§ **EXERCISE BRIEF**
Set down the full listing exactly, character for character.
-- Start PROVIDED DATA --
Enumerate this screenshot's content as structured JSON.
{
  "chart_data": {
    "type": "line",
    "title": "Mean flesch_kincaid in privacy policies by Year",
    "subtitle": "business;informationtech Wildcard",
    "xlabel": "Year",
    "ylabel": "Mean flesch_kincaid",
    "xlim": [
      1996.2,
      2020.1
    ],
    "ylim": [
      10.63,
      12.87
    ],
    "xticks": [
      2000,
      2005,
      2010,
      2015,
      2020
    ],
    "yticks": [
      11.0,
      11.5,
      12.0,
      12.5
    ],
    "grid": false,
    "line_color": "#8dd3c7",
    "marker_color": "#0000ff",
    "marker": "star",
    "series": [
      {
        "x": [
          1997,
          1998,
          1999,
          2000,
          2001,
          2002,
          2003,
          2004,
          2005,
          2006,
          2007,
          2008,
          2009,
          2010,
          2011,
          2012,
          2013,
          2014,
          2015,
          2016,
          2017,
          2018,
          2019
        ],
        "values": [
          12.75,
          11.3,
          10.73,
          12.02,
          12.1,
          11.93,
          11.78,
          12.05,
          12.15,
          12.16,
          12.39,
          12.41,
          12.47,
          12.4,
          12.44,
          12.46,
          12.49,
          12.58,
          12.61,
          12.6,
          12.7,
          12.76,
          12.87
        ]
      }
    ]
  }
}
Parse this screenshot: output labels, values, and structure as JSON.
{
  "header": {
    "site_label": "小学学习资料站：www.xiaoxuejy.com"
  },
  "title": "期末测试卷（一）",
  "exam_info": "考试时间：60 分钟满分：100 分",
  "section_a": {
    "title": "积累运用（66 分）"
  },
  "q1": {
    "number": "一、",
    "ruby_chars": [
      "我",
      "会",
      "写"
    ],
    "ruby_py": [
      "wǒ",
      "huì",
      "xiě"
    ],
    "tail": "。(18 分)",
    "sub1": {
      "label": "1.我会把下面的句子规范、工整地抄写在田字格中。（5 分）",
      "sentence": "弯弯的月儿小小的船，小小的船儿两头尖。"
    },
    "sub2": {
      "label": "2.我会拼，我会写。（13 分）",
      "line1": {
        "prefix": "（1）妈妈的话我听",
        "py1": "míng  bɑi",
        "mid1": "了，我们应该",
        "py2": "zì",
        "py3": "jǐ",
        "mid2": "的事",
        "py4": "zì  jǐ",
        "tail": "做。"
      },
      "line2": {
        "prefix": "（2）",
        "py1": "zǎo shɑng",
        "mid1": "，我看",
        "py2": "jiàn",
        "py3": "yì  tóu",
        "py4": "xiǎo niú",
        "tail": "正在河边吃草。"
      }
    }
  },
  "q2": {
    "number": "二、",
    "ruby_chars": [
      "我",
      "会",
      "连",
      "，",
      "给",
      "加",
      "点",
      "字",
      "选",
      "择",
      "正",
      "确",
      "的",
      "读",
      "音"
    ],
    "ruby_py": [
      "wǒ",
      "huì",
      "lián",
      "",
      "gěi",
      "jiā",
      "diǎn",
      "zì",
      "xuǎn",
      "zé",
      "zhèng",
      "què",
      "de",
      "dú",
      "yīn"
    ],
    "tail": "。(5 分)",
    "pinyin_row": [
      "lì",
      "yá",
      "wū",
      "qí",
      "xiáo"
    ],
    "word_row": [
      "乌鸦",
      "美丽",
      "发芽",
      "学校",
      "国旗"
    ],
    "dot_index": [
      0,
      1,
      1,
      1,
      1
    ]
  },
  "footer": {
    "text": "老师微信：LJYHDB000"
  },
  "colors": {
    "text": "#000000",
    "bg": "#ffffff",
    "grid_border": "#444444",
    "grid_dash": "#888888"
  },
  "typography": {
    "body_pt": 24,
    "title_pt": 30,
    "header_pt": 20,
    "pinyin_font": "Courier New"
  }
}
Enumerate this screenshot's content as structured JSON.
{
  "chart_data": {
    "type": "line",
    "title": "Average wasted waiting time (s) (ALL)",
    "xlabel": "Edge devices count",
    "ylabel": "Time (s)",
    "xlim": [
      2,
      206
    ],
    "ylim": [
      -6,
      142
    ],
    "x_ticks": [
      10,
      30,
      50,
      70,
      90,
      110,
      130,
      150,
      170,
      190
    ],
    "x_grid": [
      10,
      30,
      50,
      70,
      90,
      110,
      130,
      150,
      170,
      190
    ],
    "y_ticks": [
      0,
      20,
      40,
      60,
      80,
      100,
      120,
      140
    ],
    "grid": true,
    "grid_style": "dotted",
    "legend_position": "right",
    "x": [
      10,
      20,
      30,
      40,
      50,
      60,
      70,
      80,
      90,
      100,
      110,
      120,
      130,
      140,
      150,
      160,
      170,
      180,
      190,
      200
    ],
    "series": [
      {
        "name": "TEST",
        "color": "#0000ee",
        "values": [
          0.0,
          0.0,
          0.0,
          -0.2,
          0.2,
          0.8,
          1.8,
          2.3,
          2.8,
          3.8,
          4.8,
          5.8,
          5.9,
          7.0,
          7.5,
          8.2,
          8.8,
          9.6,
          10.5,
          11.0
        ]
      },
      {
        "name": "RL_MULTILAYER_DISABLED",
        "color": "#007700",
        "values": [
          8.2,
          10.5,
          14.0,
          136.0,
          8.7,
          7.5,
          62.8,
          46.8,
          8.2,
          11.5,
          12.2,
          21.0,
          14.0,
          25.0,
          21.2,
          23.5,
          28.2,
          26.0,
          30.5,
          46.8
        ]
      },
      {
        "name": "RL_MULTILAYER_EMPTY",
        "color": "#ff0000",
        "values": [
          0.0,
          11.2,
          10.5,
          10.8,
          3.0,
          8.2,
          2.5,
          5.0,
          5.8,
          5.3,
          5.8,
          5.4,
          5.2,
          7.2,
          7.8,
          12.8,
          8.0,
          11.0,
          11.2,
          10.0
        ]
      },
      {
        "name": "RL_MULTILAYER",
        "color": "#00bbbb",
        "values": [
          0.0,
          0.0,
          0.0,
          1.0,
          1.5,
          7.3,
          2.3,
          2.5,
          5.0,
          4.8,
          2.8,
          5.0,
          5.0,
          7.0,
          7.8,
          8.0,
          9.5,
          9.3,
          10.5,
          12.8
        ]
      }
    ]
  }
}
-- End PROVIDED DATA --
§ **RESPONSE FOR THIS EXERCISE**
Enumerate this screenshot's content as structured JSON.
{
  "chart_data": {
    "type": "line",
    "title": "Mean flesch_kincaid in privacy policies by Year",
    "subtitle": "business;informationtech Wildcard",
    "xlabel": "Year",
    "ylabel": "Mean flesch_kincaid",
    "xlim": [
      1996.2,
      2020.1
    ],
    "ylim": [
      10.63,
      12.87
    ],
    "xticks": [
      2000,
      2005,
      2010,
      2015,
      2020
    ],
    "yticks": [
      11.0,
      11.5,
      12.0,
      12.5
    ],
    "grid": false,
    "line_color": "#8dd3c7",
    "marker_color": "#0000ff",
    "marker": "star",
    "series": [
      {
        "x": [
          1997,
          1998,
          1999,
          2000,
          2001,
          2002,
          2003,
          2004,
          2005,
          2006,
          2007,
          2008,
          2009,
          2010,
          2011,
          2012,
          2013,
          2014,
          2015,
          2016,
          2017,
          2018,
          2019
        ],
        "values": [
          12.75,
          11.3,
          10.73,
          12.02,
          12.1,
          11.93,
          11.78,
          12.05,
          12.15,
          12.16,
          12.39,
          12.41,
          12.47,
          12.4,
          12.44,
          12.46,
          12.49,
          12.58,
          12.61,
          12.6,
          12.7,
          12.76,
          12.87
        ]
      }
    ]
  }
}
Parse this screenshot: output labels, values, and structure as JSON.
{
  "header": {
    "site_label": "小学学习资料站：www.xiaoxuejy.com"
  },
  "title": "期末测试卷（一）",
  "exam_info": "考试时间：60 分钟满分：100 分",
  "section_a": {
    "title": "积累运用（66 分）"
  },
  "q1": {
    "number": "一、",
    "ruby_chars": [
      "我",
      "会",
      "写"
    ],
    "ruby_py": [
      "wǒ",
      "huì",
      "xiě"
    ],
    "tail": "。(18 分)",
    "sub1": {
      "label": "1.我会把下面的句子规范、工整地抄写在田字格中。（5 分）",
      "sentence": "弯弯的月儿小小的船，小小的船儿两头尖。"
    },
    "sub2": {
      "label": "2.我会拼，我会写。（13 分）",
      "line1": {
        "prefix": "（1）妈妈的话我听",
        "py1": "míng  bɑi",
        "mid1": "了，我们应该",
        "py2": "zì",
        "py3": "jǐ",
        "mid2": "的事",
        "py4": "zì  jǐ",
        "tail": "做。"
      },
      "line2": {
        "prefix": "（2）",
        "py1": "zǎo shɑng",
        "mid1": "，我看",
        "py2": "jiàn",
        "py3": "yì  tóu",
        "py4": "xiǎo niú",
        "tail": "正在河边吃草。"
      }
    }
  },
  "q2": {
    "number": "二、",
    "ruby_chars": [
      "我",
      "会",
      "连",
      "，",
      "给",
      "加",
      "点",
      "字",
      "选",
      "择",
      "正",
      "确",
      "的",
      "读",
      "音"
    ],
    "ruby_py": [
      "wǒ",
      "huì",
      "lián",
      "",
      "gěi",
      "jiā",
      "diǎn",
      "zì",
      "xuǎn",
      "zé",
      "zhèng",
      "què",
      "de",
      "dú",
      "yīn"
    ],
    "tail": "。(5 分)",
    "pinyin_row": [
      "lì",
      "yá",
      "wū",
      "qí",
      "xiáo"
    ],
    "word_row": [
      "乌鸦",
      "美丽",
      "发芽",
      "学校",
      "国旗"
    ],
    "dot_index": [
      0,
      1,
      1,
      1,
      1
    ]
  },
  "footer": {
    "text": "老师微信：LJYHDB000"
  },
  "colors": {
    "text": "#000000",
    "bg": "#ffffff",
    "grid_border": "#444444",
    "grid_dash": "#888888"
  },
  "typography": {
    "body_pt": 24,
    "title_pt": 30,
    "header_pt": 20,
    "pinyin_font": "Courier New"
  }
}
Enumerate this screenshot's content as structured JSON.
{
  "chart_data": {
    "type": "line",
    "title": "Average wasted waiting time (s) (ALL)",
    "xlabel": "Edge devices count",
    "ylabel": "Time (s)",
    "xlim": [
      2,
      206
    ],
    "ylim": [
      -6,
      142
    ],
    "x_ticks": [
      10,
      30,
      50,
      70,
      90,
      110,
      130,
      150,
      170,
      190
    ],
    "x_grid": [
      10,
      30,
      50,
      70,
      90,
      110,
      130,
      150,
      170,
      190
    ],
    "y_ticks": [
      0,
      20,
      40,
      60,
      80,
      100,
      120,
      140
    ],
    "grid": true,
    "grid_style": "dotted",
    "legend_position": "right",
    "x": [
      10,
      20,
      30,
      40,
      50,
      60,
      70,
      80,
      90,
      100,
      110,
      120,
      130,
      140,
      150,
      160,
      170,
      180,
      190,
      200
    ],
    "series": [
      {
        "name": "TEST",
        "color": "#0000ee",
        "values": [
          0.0,
          0.0,
          0.0,
          -0.2,
          0.2,
          0.8,
          1.8,
          2.3,
          2.8,
          3.8,
          4.8,
          5.8,
          5.9,
          7.0,
          7.5,
          8.2,
          8.8,
          9.6,
          10.5,
          11.0
        ]
      },
      {
        "name": "RL_MULTILAYER_DISABLED",
        "color": "#007700",
        "values": [
          8.2,
          10.5,
          14.0,
          136.0,
          8.7,
          7.5,
          62.8,
          46.8,
          8.2,
          11.5,
          12.2,
          21.0,
          14.0,
          25.0,
          21.2,
          23.5,
          28.2,
          26.0,
          30.5,
          46.8
        ]
      },
      {
        "name": "RL_MULTILAYER_EMPTY",
        "color": "#ff0000",
        "values": [
          0.0,
          11.2,
          10.5,
          10.8,
          3.0,
          8.2,
          2.5,
          5.0,
          5.8,
          5.3,
          5.8,
          5.4,
          5.2,
          7.2,
          7.8,
          12.8,
          8.0,
          11.0,
          11.2,
          10.0
        ]
      },
      {
        "name": "RL_MULTILAYER",
        "color": "#00bbbb",
        "values": [
          0.0,
          0.0,
          0.0,
          1.0,
          1.5,
          7.3,
          2.3,
          2.5,
          5.0,
          4.8,
          2.8,
          5.0,
          5.0,
          7.0,
          7.8,
          8.0,
          9.5,
          9.3,
          10.5,
          12.8
        ]
      }
    ]
  }
}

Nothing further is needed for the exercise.